## What is expected
Show only lines that include "true".

## Excerpted data

-------------------------

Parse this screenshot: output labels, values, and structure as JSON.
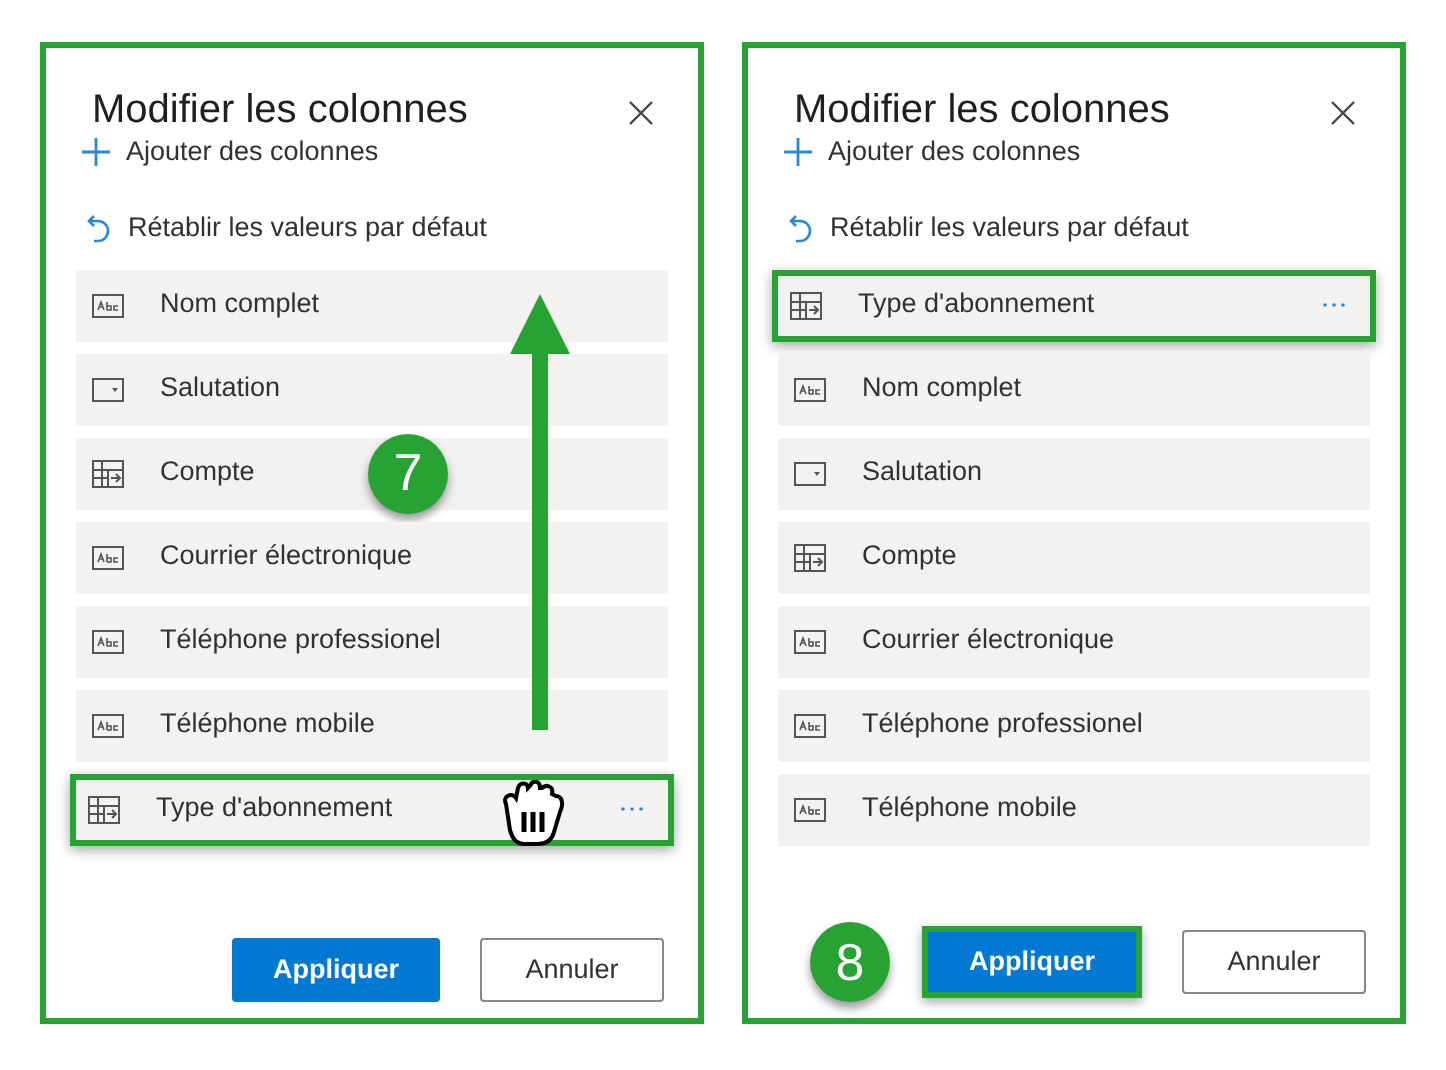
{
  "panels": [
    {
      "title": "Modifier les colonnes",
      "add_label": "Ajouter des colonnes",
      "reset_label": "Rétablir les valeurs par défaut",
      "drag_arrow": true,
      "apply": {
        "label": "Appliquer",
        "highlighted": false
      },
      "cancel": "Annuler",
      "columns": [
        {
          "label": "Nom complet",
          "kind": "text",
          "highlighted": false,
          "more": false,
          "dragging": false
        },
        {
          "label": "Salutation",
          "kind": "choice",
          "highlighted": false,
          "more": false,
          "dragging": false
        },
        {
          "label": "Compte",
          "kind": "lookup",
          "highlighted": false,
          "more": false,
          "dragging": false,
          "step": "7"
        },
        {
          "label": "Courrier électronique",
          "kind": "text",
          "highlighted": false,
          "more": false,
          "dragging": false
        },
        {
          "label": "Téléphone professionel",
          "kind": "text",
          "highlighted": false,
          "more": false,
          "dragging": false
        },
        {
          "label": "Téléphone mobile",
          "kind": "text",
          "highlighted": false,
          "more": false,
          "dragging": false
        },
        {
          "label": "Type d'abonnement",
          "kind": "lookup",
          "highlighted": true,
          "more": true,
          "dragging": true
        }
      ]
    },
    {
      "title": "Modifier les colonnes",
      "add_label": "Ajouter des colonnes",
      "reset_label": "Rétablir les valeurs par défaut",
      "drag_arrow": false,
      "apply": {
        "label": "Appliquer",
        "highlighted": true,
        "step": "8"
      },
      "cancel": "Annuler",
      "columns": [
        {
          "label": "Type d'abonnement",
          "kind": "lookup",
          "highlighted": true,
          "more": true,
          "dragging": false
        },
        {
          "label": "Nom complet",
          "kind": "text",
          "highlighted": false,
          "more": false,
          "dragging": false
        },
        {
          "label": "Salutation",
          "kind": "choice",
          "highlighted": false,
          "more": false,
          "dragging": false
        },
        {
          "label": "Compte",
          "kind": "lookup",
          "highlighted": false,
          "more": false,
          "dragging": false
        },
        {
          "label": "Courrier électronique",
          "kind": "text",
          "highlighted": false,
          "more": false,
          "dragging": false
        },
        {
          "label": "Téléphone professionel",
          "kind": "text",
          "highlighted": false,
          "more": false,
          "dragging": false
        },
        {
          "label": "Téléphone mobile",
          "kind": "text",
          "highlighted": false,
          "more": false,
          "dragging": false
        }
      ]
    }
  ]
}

-------------------------

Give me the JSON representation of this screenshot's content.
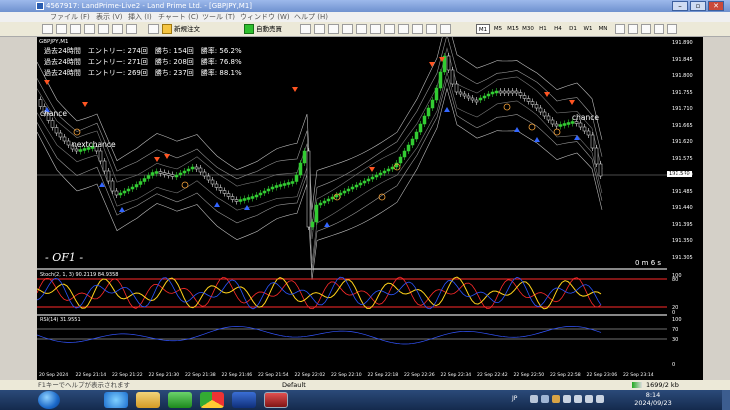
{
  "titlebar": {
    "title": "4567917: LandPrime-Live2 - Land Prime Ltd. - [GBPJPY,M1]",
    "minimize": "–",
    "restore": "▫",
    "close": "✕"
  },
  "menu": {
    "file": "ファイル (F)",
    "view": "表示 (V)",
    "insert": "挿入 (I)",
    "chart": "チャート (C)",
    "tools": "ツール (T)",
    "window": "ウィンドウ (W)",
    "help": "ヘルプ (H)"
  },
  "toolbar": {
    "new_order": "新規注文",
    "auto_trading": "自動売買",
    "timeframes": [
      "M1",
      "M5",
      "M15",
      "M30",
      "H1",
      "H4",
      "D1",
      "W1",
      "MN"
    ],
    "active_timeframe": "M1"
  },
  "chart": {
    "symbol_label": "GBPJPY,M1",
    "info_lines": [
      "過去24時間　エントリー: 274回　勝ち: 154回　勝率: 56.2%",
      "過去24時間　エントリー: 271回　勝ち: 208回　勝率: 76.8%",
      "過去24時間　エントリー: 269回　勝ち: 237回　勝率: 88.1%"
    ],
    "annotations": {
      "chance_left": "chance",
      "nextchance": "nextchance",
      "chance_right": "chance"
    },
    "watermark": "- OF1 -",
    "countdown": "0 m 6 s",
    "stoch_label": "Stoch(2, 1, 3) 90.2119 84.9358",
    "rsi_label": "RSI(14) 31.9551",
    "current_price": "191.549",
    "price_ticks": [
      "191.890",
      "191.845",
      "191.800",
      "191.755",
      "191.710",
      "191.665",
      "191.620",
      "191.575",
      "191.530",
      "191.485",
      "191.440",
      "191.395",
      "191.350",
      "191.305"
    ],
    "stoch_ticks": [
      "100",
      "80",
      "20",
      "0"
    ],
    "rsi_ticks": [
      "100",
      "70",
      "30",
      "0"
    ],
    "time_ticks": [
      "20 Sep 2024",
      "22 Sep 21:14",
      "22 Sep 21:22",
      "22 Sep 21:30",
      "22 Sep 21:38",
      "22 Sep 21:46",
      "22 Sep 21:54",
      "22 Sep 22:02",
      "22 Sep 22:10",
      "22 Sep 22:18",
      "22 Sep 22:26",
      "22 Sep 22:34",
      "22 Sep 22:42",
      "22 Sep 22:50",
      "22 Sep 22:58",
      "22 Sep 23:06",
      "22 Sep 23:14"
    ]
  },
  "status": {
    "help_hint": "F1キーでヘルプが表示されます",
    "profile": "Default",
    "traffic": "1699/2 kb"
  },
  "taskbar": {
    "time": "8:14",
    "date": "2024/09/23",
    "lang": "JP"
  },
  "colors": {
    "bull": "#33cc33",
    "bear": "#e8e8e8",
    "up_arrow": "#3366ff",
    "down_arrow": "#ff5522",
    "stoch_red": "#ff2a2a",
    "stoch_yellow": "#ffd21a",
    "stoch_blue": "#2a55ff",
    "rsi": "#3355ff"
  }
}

-------------------------

## Expected output
      "drag_arrow": true,
          "highlighted": true,
          "more": true,
          "dragging": true
        "highlighted": true,
          "highlighted": true,
          "more": true,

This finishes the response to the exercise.